Copy all of the material below exactly.

** START Supplied information **

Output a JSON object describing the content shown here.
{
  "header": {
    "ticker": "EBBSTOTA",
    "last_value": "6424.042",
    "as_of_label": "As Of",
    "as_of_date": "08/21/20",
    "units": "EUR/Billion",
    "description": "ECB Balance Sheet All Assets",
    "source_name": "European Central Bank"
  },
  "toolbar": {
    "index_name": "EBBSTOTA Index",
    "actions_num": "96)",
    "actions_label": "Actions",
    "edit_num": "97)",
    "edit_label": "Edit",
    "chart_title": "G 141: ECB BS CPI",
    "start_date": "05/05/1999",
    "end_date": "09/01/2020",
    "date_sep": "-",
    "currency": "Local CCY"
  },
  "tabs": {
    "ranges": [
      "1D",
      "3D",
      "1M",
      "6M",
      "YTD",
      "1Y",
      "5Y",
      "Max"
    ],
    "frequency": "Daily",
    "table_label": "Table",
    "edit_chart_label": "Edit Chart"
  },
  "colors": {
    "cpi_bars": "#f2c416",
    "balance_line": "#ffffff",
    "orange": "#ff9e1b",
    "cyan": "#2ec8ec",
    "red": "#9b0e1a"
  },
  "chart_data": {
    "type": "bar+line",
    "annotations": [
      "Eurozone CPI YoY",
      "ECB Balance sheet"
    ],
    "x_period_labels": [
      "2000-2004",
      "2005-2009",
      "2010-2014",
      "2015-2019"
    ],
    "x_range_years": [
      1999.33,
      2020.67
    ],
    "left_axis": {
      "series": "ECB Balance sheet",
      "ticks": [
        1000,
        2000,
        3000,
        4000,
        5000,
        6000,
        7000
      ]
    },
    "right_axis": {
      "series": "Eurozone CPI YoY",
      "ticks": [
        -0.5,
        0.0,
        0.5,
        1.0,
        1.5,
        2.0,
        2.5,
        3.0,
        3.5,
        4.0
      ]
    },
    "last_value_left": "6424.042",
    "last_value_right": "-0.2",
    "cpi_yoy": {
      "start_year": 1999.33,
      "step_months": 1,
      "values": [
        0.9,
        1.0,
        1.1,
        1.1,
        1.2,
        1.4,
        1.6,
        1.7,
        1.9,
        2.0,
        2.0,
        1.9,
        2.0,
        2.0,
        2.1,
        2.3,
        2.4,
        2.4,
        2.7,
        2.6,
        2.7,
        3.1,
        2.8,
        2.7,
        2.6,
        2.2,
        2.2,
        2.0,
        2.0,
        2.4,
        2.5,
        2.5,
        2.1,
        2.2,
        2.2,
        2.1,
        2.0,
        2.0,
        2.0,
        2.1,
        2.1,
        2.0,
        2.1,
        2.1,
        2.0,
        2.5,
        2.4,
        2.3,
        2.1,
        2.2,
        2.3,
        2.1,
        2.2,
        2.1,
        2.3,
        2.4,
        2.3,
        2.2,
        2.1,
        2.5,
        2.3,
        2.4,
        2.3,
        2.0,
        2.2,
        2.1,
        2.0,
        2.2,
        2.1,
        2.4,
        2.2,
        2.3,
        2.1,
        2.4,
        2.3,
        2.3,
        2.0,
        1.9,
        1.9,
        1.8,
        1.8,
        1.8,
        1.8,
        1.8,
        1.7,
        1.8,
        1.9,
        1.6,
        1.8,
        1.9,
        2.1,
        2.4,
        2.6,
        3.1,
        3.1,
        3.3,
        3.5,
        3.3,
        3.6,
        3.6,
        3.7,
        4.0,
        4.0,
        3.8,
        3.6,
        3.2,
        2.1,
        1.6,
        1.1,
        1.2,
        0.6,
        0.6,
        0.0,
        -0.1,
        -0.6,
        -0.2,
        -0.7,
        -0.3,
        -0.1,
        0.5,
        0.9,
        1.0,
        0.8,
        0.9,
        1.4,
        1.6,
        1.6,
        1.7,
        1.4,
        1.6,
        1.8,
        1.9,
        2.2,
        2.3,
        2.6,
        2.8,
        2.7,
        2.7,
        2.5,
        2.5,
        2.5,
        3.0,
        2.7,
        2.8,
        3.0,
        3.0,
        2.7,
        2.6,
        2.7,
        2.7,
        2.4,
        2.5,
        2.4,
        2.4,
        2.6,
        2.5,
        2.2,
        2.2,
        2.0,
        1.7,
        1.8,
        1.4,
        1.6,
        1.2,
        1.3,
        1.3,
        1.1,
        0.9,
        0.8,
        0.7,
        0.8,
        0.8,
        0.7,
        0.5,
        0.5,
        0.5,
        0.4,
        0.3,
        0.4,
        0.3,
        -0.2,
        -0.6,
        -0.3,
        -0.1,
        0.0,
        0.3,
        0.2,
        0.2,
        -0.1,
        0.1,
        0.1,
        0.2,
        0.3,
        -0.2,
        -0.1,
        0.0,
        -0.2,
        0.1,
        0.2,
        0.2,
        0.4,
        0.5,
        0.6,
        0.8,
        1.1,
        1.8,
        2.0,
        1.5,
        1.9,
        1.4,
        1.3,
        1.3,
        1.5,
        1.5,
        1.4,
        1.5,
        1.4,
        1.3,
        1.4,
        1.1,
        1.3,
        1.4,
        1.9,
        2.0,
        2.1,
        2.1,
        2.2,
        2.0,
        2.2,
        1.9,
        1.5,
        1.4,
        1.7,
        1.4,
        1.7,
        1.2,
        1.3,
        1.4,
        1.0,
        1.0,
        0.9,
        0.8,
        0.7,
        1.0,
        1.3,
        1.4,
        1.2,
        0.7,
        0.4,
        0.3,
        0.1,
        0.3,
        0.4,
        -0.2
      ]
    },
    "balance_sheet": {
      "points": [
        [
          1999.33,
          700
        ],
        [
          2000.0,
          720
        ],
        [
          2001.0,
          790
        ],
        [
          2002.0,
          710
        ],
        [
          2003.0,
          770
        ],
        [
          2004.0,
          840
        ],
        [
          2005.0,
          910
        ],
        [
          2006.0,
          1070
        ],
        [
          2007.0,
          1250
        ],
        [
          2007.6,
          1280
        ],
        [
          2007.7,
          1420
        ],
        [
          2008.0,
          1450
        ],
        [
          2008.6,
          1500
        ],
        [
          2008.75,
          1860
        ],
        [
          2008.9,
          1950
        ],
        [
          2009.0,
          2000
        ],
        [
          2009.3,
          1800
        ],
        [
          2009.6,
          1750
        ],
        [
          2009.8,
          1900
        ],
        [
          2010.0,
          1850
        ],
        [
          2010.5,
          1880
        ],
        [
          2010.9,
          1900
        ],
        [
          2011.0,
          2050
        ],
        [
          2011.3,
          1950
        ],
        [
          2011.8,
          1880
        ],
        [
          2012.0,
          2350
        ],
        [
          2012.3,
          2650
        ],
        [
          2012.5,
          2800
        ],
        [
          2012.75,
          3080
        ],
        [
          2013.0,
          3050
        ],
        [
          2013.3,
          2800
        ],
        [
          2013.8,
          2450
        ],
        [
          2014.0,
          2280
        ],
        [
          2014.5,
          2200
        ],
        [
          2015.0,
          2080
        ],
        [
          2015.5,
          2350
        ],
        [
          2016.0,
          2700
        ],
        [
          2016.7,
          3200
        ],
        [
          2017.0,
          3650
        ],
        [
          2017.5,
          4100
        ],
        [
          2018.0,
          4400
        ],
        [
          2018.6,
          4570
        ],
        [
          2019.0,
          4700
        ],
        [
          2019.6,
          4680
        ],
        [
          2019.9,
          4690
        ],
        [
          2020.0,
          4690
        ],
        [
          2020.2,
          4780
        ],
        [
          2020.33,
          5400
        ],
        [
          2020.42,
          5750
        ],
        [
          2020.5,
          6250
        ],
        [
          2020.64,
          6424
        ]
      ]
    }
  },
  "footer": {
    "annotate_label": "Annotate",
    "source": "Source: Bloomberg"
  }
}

** END Supplied information **

• [Answer for this exercise]
Output a JSON object describing the content shown here.
{
  "header": {
    "ticker": "EBBSTOTA",
    "last_value": "6424.042",
    "as_of_label": "As Of",
    "as_of_date": "08/21/20",
    "units": "EUR/Billion",
    "description": "ECB Balance Sheet All Assets",
    "source_name": "European Central Bank"
  },
  "toolbar": {
    "index_name": "EBBSTOTA Index",
    "actions_num": "96)",
    "actions_label": "Actions",
    "edit_num": "97)",
    "edit_label": "Edit",
    "chart_title": "G 141: ECB BS CPI",
    "start_date": "05/05/1999",
    "end_date": "09/01/2020",
    "date_sep": "-",
    "currency": "Local CCY"
  },
  "tabs": {
    "ranges": [
      "1D",
      "3D",
      "1M",
      "6M",
      "YTD",
      "1Y",
      "5Y",
      "Max"
    ],
    "frequency": "Daily",
    "table_label": "Table",
    "edit_chart_label": "Edit Chart"
  },
  "colors": {
    "cpi_bars": "#f2c416",
    "balance_line": "#ffffff",
    "orange": "#ff9e1b",
    "cyan": "#2ec8ec",
    "red": "#9b0e1a"
  },
  "chart_data": {
    "type": "bar+line",
    "annotations": [
      "Eurozone CPI YoY",
      "ECB Balance sheet"
    ],
    "x_period_labels": [
      "2000-2004",
      "2005-2009",
      "2010-2014",
      "2015-2019"
    ],
    "x_range_years": [
      1999.33,
      2020.67
    ],
    "left_axis": {
      "series": "ECB Balance sheet",
      "ticks": [
        1000,
        2000,
        3000,
        4000,
        5000,
        6000,
        7000
      ]
    },
    "right_axis": {
      "series": "Eurozone CPI YoY",
      "ticks": [
        -0.5,
        0.0,
        0.5,
        1.0,
        1.5,
        2.0,
        2.5,
        3.0,
        3.5,
        4.0
      ]
    },
    "last_value_left": "6424.042",
    "last_value_right": "-0.2",
    "cpi_yoy": {
      "start_year": 1999.33,
      "step_months": 1,
      "values": [
        0.9,
        1.0,
        1.1,
        1.1,
        1.2,
        1.4,
        1.6,
        1.7,
        1.9,
        2.0,
        2.0,
        1.9,
        2.0,
        2.0,
        2.1,
        2.3,
        2.4,
        2.4,
        2.7,
        2.6,
        2.7,
        3.1,
        2.8,
        2.7,
        2.6,
        2.2,
        2.2,
        2.0,
        2.0,
        2.4,
        2.5,
        2.5,
        2.1,
        2.2,
        2.2,
        2.1,
        2.0,
        2.0,
        2.0,
        2.1,
        2.1,
        2.0,
        2.1,
        2.1,
        2.0,
        2.5,
        2.4,
        2.3,
        2.1,
        2.2,
        2.3,
        2.1,
        2.2,
        2.1,
        2.3,
        2.4,
        2.3,
        2.2,
        2.1,
        2.5,
        2.3,
        2.4,
        2.3,
        2.0,
        2.2,
        2.1,
        2.0,
        2.2,
        2.1,
        2.4,
        2.2,
        2.3,
        2.1,
        2.4,
        2.3,
        2.3,
        2.0,
        1.9,
        1.9,
        1.8,
        1.8,
        1.8,
        1.8,
        1.8,
        1.7,
        1.8,
        1.9,
        1.6,
        1.8,
        1.9,
        2.1,
        2.4,
        2.6,
        3.1,
        3.1,
        3.3,
        3.5,
        3.3,
        3.6,
        3.6,
        3.7,
        4.0,
        4.0,
        3.8,
        3.6,
        3.2,
        2.1,
        1.6,
        1.1,
        1.2,
        0.6,
        0.6,
        0.0,
        -0.1,
        -0.6,
        -0.2,
        -0.7,
        -0.3,
        -0.1,
        0.5,
        0.9,
        1.0,
        0.8,
        0.9,
        1.4,
        1.6,
        1.6,
        1.7,
        1.4,
        1.6,
        1.8,
        1.9,
        2.2,
        2.3,
        2.6,
        2.8,
        2.7,
        2.7,
        2.5,
        2.5,
        2.5,
        3.0,
        2.7,
        2.8,
        3.0,
        3.0,
        2.7,
        2.6,
        2.7,
        2.7,
        2.4,
        2.5,
        2.4,
        2.4,
        2.6,
        2.5,
        2.2,
        2.2,
        2.0,
        1.7,
        1.8,
        1.4,
        1.6,
        1.2,
        1.3,
        1.3,
        1.1,
        0.9,
        0.8,
        0.7,
        0.8,
        0.8,
        0.7,
        0.5,
        0.5,
        0.5,
        0.4,
        0.3,
        0.4,
        0.3,
        -0.2,
        -0.6,
        -0.3,
        -0.1,
        0.0,
        0.3,
        0.2,
        0.2,
        -0.1,
        0.1,
        0.1,
        0.2,
        0.3,
        -0.2,
        -0.1,
        0.0,
        -0.2,
        0.1,
        0.2,
        0.2,
        0.4,
        0.5,
        0.6,
        0.8,
        1.1,
        1.8,
        2.0,
        1.5,
        1.9,
        1.4,
        1.3,
        1.3,
        1.5,
        1.5,
        1.4,
        1.5,
        1.4,
        1.3,
        1.4,
        1.1,
        1.3,
        1.4,
        1.9,
        2.0,
        2.1,
        2.1,
        2.2,
        2.0,
        2.2,
        1.9,
        1.5,
        1.4,
        1.7,
        1.4,
        1.7,
        1.2,
        1.3,
        1.4,
        1.0,
        1.0,
        0.9,
        0.8,
        0.7,
        1.0,
        1.3,
        1.4,
        1.2,
        0.7,
        0.4,
        0.3,
        0.1,
        0.3,
        0.4,
        -0.2
      ]
    },
    "balance_sheet": {
      "points": [
        [
          1999.33,
          700
        ],
        [
          2000.0,
          720
        ],
        [
          2001.0,
          790
        ],
        [
          2002.0,
          710
        ],
        [
          2003.0,
          770
        ],
        [
          2004.0,
          840
        ],
        [
          2005.0,
          910
        ],
        [
          2006.0,
          1070
        ],
        [
          2007.0,
          1250
        ],
        [
          2007.6,
          1280
        ],
        [
          2007.7,
          1420
        ],
        [
          2008.0,
          1450
        ],
        [
          2008.6,
          1500
        ],
        [
          2008.75,
          1860
        ],
        [
          2008.9,
          1950
        ],
        [
          2009.0,
          2000
        ],
        [
          2009.3,
          1800
        ],
        [
          2009.6,
          1750
        ],
        [
          2009.8,
          1900
        ],
        [
          2010.0,
          1850
        ],
        [
          2010.5,
          1880
        ],
        [
          2010.9,
          1900
        ],
        [
          2011.0,
          2050
        ],
        [
          2011.3,
          1950
        ],
        [
          2011.8,
          1880
        ],
        [
          2012.0,
          2350
        ],
        [
          2012.3,
          2650
        ],
        [
          2012.5,
          2800
        ],
        [
          2012.75,
          3080
        ],
        [
          2013.0,
          3050
        ],
        [
          2013.3,
          2800
        ],
        [
          2013.8,
          2450
        ],
        [
          2014.0,
          2280
        ],
        [
          2014.5,
          2200
        ],
        [
          2015.0,
          2080
        ],
        [
          2015.5,
          2350
        ],
        [
          2016.0,
          2700
        ],
        [
          2016.7,
          3200
        ],
        [
          2017.0,
          3650
        ],
        [
          2017.5,
          4100
        ],
        [
          2018.0,
          4400
        ],
        [
          2018.6,
          4570
        ],
        [
          2019.0,
          4700
        ],
        [
          2019.6,
          4680
        ],
        [
          2019.9,
          4690
        ],
        [
          2020.0,
          4690
        ],
        [
          2020.2,
          4780
        ],
        [
          2020.33,
          5400
        ],
        [
          2020.42,
          5750
        ],
        [
          2020.5,
          6250
        ],
        [
          2020.64,
          6424
        ]
      ]
    }
  },
  "footer": {
    "annotate_label": "Annotate",
    "source": "Source: Bloomberg"
  }
}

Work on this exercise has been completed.